Data entries:

________________

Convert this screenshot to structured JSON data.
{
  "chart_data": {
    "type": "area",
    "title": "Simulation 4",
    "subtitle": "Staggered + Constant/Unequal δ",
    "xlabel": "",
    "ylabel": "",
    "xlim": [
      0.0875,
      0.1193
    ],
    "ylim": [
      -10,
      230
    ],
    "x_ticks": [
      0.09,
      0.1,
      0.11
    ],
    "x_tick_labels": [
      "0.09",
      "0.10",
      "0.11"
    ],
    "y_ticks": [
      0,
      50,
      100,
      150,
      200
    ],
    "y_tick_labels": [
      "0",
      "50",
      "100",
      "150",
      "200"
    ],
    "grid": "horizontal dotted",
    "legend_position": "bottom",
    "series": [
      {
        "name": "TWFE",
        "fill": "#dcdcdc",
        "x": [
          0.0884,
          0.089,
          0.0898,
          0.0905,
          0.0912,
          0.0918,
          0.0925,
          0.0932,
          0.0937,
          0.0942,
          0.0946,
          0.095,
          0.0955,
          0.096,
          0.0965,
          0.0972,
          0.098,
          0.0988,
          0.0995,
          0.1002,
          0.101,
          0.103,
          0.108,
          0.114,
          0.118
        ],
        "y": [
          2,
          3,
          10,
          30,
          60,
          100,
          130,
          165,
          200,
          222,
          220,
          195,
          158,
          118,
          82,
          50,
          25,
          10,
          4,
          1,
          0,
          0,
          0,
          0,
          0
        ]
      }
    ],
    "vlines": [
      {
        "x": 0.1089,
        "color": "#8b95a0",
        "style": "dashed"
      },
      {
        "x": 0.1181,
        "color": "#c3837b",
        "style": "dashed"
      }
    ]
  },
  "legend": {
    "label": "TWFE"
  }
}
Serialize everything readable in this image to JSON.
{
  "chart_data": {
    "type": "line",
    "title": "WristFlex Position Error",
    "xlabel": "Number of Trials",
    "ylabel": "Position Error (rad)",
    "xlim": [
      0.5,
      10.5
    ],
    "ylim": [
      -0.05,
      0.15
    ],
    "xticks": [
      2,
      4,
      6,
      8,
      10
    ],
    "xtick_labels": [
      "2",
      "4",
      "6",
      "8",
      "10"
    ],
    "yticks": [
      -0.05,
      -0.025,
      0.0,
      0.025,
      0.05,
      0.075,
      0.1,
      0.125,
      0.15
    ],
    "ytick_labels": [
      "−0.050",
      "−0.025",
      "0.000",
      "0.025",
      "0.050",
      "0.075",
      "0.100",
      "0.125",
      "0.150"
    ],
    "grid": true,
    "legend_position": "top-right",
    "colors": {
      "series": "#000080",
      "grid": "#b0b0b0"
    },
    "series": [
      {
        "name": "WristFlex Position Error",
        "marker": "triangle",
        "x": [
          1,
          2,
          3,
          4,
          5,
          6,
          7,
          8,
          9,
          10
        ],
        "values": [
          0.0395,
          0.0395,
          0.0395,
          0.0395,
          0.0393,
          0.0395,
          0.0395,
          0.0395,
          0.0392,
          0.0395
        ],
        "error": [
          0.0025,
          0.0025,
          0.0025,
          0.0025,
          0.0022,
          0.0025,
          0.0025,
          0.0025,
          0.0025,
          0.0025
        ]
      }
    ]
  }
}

________________

- Work to complete: Select every line in the records above that contains the word "name".

- Problem solution:
        "name": "TWFE",
        "name": "WristFlex Position Error",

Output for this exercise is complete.